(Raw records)
········

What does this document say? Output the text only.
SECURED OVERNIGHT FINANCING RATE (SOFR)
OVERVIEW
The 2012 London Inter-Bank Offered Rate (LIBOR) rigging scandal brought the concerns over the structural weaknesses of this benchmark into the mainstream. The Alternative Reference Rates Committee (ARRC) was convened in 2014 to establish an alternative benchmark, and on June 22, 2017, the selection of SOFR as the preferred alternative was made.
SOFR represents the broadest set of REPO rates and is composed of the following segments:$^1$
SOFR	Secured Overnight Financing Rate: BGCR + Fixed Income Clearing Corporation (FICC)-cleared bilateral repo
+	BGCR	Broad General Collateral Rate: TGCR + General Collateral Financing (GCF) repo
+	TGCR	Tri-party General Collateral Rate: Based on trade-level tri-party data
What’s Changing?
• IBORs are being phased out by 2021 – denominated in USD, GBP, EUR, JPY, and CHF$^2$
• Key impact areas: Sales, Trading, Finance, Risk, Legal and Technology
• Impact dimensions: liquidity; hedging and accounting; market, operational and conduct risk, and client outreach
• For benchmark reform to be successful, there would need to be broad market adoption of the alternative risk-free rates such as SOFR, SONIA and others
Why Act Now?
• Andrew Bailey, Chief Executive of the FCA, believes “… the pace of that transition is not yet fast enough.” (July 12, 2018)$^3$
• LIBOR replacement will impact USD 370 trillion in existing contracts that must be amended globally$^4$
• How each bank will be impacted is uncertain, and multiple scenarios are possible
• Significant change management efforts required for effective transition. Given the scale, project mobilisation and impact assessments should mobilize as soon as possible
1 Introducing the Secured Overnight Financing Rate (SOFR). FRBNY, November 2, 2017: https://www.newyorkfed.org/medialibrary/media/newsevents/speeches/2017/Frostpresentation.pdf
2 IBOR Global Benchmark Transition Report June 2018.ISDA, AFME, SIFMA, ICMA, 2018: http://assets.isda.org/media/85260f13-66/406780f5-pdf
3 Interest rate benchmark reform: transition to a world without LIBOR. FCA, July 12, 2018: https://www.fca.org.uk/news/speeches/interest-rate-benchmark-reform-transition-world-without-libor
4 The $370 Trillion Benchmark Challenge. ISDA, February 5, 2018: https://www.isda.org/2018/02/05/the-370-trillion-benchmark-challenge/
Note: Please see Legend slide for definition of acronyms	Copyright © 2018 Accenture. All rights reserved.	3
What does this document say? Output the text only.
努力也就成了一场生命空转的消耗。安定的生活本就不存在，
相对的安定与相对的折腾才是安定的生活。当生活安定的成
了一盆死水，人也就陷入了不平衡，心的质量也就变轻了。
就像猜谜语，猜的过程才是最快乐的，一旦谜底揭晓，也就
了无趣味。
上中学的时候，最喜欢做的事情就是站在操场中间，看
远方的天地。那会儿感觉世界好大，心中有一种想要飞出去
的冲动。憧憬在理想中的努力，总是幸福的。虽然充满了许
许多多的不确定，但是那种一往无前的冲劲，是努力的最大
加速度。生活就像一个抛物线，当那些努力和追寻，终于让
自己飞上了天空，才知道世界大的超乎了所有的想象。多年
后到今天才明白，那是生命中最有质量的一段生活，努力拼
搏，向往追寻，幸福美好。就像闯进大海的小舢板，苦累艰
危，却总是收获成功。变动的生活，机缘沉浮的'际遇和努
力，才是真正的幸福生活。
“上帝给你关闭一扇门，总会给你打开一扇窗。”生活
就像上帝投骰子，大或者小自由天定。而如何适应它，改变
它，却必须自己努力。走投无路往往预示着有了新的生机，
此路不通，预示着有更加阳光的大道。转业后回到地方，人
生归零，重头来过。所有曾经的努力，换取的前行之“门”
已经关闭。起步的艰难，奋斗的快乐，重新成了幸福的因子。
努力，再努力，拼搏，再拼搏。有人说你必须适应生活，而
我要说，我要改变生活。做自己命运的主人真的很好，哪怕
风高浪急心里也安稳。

········

» **What you are asked to do**: Repeat each record exactly, leaving nothing out.

» **Exercise result**:
What does this document say? Output the text only.
SECURED OVERNIGHT FINANCING RATE (SOFR)
OVERVIEW
The 2012 London Inter-Bank Offered Rate (LIBOR) rigging scandal brought the concerns over the structural weaknesses of this benchmark into the mainstream. The Alternative Reference Rates Committee (ARRC) was convened in 2014 to establish an alternative benchmark, and on June 22, 2017, the selection of SOFR as the preferred alternative was made.
SOFR represents the broadest set of REPO rates and is composed of the following segments:$^1$
SOFR	Secured Overnight Financing Rate: BGCR + Fixed Income Clearing Corporation (FICC)-cleared bilateral repo
+	BGCR	Broad General Collateral Rate: TGCR + General Collateral Financing (GCF) repo
+	TGCR	Tri-party General Collateral Rate: Based on trade-level tri-party data
What’s Changing?
• IBORs are being phased out by 2021 – denominated in USD, GBP, EUR, JPY, and CHF$^2$
• Key impact areas: Sales, Trading, Finance, Risk, Legal and Technology
• Impact dimensions: liquidity; hedging and accounting; market, operational and conduct risk, and client outreach
• For benchmark reform to be successful, there would need to be broad market adoption of the alternative risk-free rates such as SOFR, SONIA and others
Why Act Now?
• Andrew Bailey, Chief Executive of the FCA, believes “… the pace of that transition is not yet fast enough.” (July 12, 2018)$^3$
• LIBOR replacement will impact USD 370 trillion in existing contracts that must be amended globally$^4$
• How each bank will be impacted is uncertain, and multiple scenarios are possible
• Significant change management efforts required for effective transition. Given the scale, project mobilisation and impact assessments should mobilize as soon as possible
1 Introducing the Secured Overnight Financing Rate (SOFR). FRBNY, November 2, 2017: https://www.newyorkfed.org/medialibrary/media/newsevents/speeches/2017/Frostpresentation.pdf
2 IBOR Global Benchmark Transition Report June 2018.ISDA, AFME, SIFMA, ICMA, 2018: http://assets.isda.org/media/85260f13-66/406780f5-pdf
3 Interest rate benchmark reform: transition to a world without LIBOR. FCA, July 12, 2018: https://www.fca.org.uk/news/speeches/interest-rate-benchmark-reform-transition-world-without-libor
4 The $370 Trillion Benchmark Challenge. ISDA, February 5, 2018: https://www.isda.org/2018/02/05/the-370-trillion-benchmark-challenge/
Note: Please see Legend slide for definition of acronyms	Copyright © 2018 Accenture. All rights reserved.	3
What does this document say? Output the text only.
努力也就成了一场生命空转的消耗。安定的生活本就不存在，
相对的安定与相对的折腾才是安定的生活。当生活安定的成
了一盆死水，人也就陷入了不平衡，心的质量也就变轻了。
就像猜谜语，猜的过程才是最快乐的，一旦谜底揭晓，也就
了无趣味。
上中学的时候，最喜欢做的事情就是站在操场中间，看
远方的天地。那会儿感觉世界好大，心中有一种想要飞出去
的冲动。憧憬在理想中的努力，总是幸福的。虽然充满了许
许多多的不确定，但是那种一往无前的冲劲，是努力的最大
加速度。生活就像一个抛物线，当那些努力和追寻，终于让
自己飞上了天空，才知道世界大的超乎了所有的想象。多年
后到今天才明白，那是生命中最有质量的一段生活，努力拼
搏，向往追寻，幸福美好。就像闯进大海的小舢板，苦累艰
危，却总是收获成功。变动的生活，机缘沉浮的'际遇和努
力，才是真正的幸福生活。
“上帝给你关闭一扇门，总会给你打开一扇窗。”生活
就像上帝投骰子，大或者小自由天定。而如何适应它，改变
它，却必须自己努力。走投无路往往预示着有了新的生机，
此路不通，预示着有更加阳光的大道。转业后回到地方，人
生归零，重头来过。所有曾经的努力，换取的前行之“门”
已经关闭。起步的艰难，奋斗的快乐，重新成了幸福的因子。
努力，再努力，拼搏，再拼搏。有人说你必须适应生活，而
我要说，我要改变生活。做自己命运的主人真的很好，哪怕
风高浪急心里也安稳。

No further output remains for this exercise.